━━━━━ DATA SECTION ━━━━━

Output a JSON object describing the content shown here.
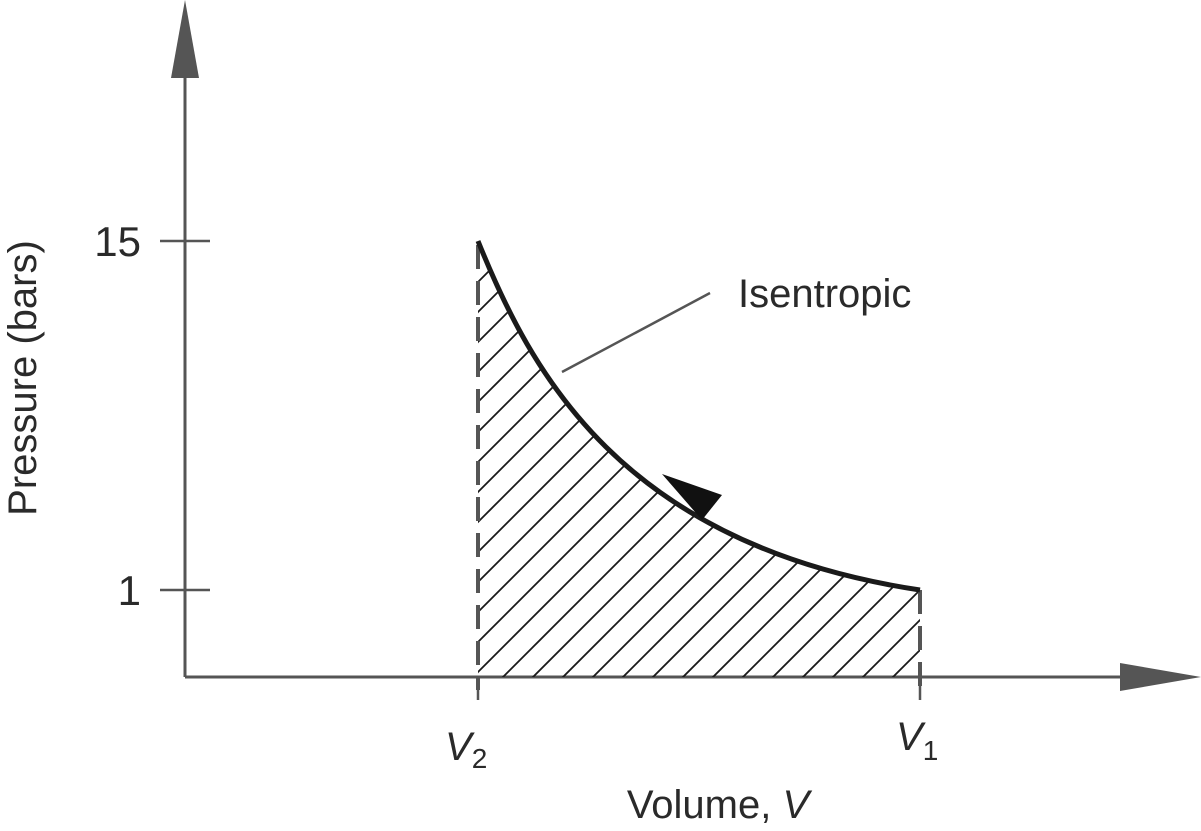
{
  "axes": {
    "y_title": "Pressure (bars)",
    "x_title_text": "Volume, ",
    "x_title_var": "V"
  },
  "y_ticks": [
    "15",
    "1"
  ],
  "x_ticks": [
    {
      "symbol": "V",
      "subscript": "2"
    },
    {
      "symbol": "V",
      "subscript": "1"
    }
  ],
  "curve": {
    "label": "Isentropic",
    "direction": "compression from V1 to V2"
  },
  "colors": {
    "axis": "#555555",
    "curve": "#1a1a1a",
    "background": "#ffffff"
  }
}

━━━━━

* YOUR GOAL:
Write out the listing above again, exactly, but with no pictures in the copy.

* EXPECTED ANSWER:
Output a JSON object describing the content shown here.
{
  "axes": {
    "y_title": "Pressure (bars)",
    "x_title_text": "Volume, ",
    "x_title_var": "V"
  },
  "y_ticks": [
    "15",
    "1"
  ],
  "x_ticks": [
    {
      "symbol": "V",
      "subscript": "2"
    },
    {
      "symbol": "V",
      "subscript": "1"
    }
  ],
  "curve": {
    "label": "Isentropic",
    "direction": "compression from V1 to V2"
  },
  "colors": {
    "axis": "#555555",
    "curve": "#1a1a1a",
    "background": "#ffffff"
  }
}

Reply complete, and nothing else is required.